**Recorded data**
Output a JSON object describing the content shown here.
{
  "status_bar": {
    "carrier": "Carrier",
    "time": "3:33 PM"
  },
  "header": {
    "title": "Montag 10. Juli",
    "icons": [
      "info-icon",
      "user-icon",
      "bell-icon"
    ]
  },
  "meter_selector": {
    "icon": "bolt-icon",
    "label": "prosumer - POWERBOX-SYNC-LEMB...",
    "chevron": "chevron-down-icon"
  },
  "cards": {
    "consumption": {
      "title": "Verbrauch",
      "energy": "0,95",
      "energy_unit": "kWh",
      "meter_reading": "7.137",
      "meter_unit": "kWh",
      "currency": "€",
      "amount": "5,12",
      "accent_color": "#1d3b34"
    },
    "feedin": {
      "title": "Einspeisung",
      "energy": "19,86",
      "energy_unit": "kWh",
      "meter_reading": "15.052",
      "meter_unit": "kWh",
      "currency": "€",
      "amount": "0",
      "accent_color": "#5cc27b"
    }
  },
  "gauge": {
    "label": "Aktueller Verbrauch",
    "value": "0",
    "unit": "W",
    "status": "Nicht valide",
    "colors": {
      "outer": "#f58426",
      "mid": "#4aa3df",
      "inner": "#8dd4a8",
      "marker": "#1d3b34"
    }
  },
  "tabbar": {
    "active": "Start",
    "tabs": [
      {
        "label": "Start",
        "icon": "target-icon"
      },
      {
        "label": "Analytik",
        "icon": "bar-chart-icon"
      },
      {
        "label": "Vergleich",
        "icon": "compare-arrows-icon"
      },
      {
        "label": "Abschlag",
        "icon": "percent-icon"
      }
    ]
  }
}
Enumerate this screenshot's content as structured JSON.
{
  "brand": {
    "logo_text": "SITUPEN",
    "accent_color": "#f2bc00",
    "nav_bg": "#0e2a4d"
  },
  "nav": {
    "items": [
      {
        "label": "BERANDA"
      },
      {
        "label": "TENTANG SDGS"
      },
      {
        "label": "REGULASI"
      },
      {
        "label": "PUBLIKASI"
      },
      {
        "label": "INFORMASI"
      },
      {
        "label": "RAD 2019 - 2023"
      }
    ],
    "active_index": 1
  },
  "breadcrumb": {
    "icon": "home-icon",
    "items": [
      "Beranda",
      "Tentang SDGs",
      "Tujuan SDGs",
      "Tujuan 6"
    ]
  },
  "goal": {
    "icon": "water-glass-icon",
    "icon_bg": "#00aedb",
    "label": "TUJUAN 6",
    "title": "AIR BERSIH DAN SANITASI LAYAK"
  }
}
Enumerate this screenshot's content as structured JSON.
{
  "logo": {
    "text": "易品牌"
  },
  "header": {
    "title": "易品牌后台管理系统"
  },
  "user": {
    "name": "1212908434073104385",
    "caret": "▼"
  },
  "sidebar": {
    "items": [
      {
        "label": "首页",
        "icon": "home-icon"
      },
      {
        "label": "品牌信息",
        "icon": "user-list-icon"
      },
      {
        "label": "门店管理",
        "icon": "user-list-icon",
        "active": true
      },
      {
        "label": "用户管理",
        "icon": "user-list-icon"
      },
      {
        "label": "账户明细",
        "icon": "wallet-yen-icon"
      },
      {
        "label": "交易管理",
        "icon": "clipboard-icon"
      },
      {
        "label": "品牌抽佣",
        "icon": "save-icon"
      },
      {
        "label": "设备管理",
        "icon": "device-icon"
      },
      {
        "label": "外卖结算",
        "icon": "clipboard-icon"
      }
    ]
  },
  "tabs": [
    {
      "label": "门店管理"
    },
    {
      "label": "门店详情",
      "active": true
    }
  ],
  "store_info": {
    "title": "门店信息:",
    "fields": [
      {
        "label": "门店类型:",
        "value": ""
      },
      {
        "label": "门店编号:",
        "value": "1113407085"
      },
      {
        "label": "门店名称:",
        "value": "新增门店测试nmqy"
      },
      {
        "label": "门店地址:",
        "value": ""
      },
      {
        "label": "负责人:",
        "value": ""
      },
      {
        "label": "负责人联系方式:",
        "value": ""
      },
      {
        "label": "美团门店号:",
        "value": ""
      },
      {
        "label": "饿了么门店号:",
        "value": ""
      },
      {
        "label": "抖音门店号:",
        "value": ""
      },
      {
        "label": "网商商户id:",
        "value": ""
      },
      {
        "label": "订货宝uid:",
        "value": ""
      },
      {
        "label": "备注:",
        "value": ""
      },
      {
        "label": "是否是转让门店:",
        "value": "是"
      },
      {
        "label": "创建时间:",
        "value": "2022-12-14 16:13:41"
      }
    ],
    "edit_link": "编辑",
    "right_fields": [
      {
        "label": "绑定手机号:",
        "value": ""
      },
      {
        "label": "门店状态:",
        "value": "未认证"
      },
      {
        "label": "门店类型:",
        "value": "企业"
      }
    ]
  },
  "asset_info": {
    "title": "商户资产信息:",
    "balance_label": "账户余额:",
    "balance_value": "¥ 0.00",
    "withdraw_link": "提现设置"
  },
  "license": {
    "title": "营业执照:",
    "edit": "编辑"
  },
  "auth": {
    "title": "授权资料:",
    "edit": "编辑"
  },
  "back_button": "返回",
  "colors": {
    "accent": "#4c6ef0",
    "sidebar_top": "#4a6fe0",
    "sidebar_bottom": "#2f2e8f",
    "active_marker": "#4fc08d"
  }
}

**TASK INSTRUCTIONS**
Transcribe the material exactly as it reads.

**RESPONSE**
Output a JSON object describing the content shown here.
{
  "status_bar": {
    "carrier": "Carrier",
    "time": "3:33 PM"
  },
  "header": {
    "title": "Montag 10. Juli",
    "icons": [
      "info-icon",
      "user-icon",
      "bell-icon"
    ]
  },
  "meter_selector": {
    "icon": "bolt-icon",
    "label": "prosumer - POWERBOX-SYNC-LEMB...",
    "chevron": "chevron-down-icon"
  },
  "cards": {
    "consumption": {
      "title": "Verbrauch",
      "energy": "0,95",
      "energy_unit": "kWh",
      "meter_reading": "7.137",
      "meter_unit": "kWh",
      "currency": "€",
      "amount": "5,12",
      "accent_color": "#1d3b34"
    },
    "feedin": {
      "title": "Einspeisung",
      "energy": "19,86",
      "energy_unit": "kWh",
      "meter_reading": "15.052",
      "meter_unit": "kWh",
      "currency": "€",
      "amount": "0",
      "accent_color": "#5cc27b"
    }
  },
  "gauge": {
    "label": "Aktueller Verbrauch",
    "value": "0",
    "unit": "W",
    "status": "Nicht valide",
    "colors": {
      "outer": "#f58426",
      "mid": "#4aa3df",
      "inner": "#8dd4a8",
      "marker": "#1d3b34"
    }
  },
  "tabbar": {
    "active": "Start",
    "tabs": [
      {
        "label": "Start",
        "icon": "target-icon"
      },
      {
        "label": "Analytik",
        "icon": "bar-chart-icon"
      },
      {
        "label": "Vergleich",
        "icon": "compare-arrows-icon"
      },
      {
        "label": "Abschlag",
        "icon": "percent-icon"
      }
    ]
  }
}
Enumerate this screenshot's content as structured JSON.
{
  "brand": {
    "logo_text": "SITUPEN",
    "accent_color": "#f2bc00",
    "nav_bg": "#0e2a4d"
  },
  "nav": {
    "items": [
      {
        "label": "BERANDA"
      },
      {
        "label": "TENTANG SDGS"
      },
      {
        "label": "REGULASI"
      },
      {
        "label": "PUBLIKASI"
      },
      {
        "label": "INFORMASI"
      },
      {
        "label": "RAD 2019 - 2023"
      }
    ],
    "active_index": 1
  },
  "breadcrumb": {
    "icon": "home-icon",
    "items": [
      "Beranda",
      "Tentang SDGs",
      "Tujuan SDGs",
      "Tujuan 6"
    ]
  },
  "goal": {
    "icon": "water-glass-icon",
    "icon_bg": "#00aedb",
    "label": "TUJUAN 6",
    "title": "AIR BERSIH DAN SANITASI LAYAK"
  }
}
Enumerate this screenshot's content as structured JSON.
{
  "logo": {
    "text": "易品牌"
  },
  "header": {
    "title": "易品牌后台管理系统"
  },
  "user": {
    "name": "1212908434073104385",
    "caret": "▼"
  },
  "sidebar": {
    "items": [
      {
        "label": "首页",
        "icon": "home-icon"
      },
      {
        "label": "品牌信息",
        "icon": "user-list-icon"
      },
      {
        "label": "门店管理",
        "icon": "user-list-icon",
        "active": true
      },
      {
        "label": "用户管理",
        "icon": "user-list-icon"
      },
      {
        "label": "账户明细",
        "icon": "wallet-yen-icon"
      },
      {
        "label": "交易管理",
        "icon": "clipboard-icon"
      },
      {
        "label": "品牌抽佣",
        "icon": "save-icon"
      },
      {
        "label": "设备管理",
        "icon": "device-icon"
      },
      {
        "label": "外卖结算",
        "icon": "clipboard-icon"
      }
    ]
  },
  "tabs": [
    {
      "label": "门店管理"
    },
    {
      "label": "门店详情",
      "active": true
    }
  ],
  "store_info": {
    "title": "门店信息:",
    "fields": [
      {
        "label": "门店类型:",
        "value": ""
      },
      {
        "label": "门店编号:",
        "value": "1113407085"
      },
      {
        "label": "门店名称:",
        "value": "新增门店测试nmqy"
      },
      {
        "label": "门店地址:",
        "value": ""
      },
      {
        "label": "负责人:",
        "value": ""
      },
      {
        "label": "负责人联系方式:",
        "value": ""
      },
      {
        "label": "美团门店号:",
        "value": ""
      },
      {
        "label": "饿了么门店号:",
        "value": ""
      },
      {
        "label": "抖音门店号:",
        "value": ""
      },
      {
        "label": "网商商户id:",
        "value": ""
      },
      {
        "label": "订货宝uid:",
        "value": ""
      },
      {
        "label": "备注:",
        "value": ""
      },
      {
        "label": "是否是转让门店:",
        "value": "是"
      },
      {
        "label": "创建时间:",
        "value": "2022-12-14 16:13:41"
      }
    ],
    "edit_link": "编辑",
    "right_fields": [
      {
        "label": "绑定手机号:",
        "value": ""
      },
      {
        "label": "门店状态:",
        "value": "未认证"
      },
      {
        "label": "门店类型:",
        "value": "企业"
      }
    ]
  },
  "asset_info": {
    "title": "商户资产信息:",
    "balance_label": "账户余额:",
    "balance_value": "¥ 0.00",
    "withdraw_link": "提现设置"
  },
  "license": {
    "title": "营业执照:",
    "edit": "编辑"
  },
  "auth": {
    "title": "授权资料:",
    "edit": "编辑"
  },
  "back_button": "返回",
  "colors": {
    "accent": "#4c6ef0",
    "sidebar_top": "#4a6fe0",
    "sidebar_bottom": "#2f2e8f",
    "active_marker": "#4fc08d"
  }
}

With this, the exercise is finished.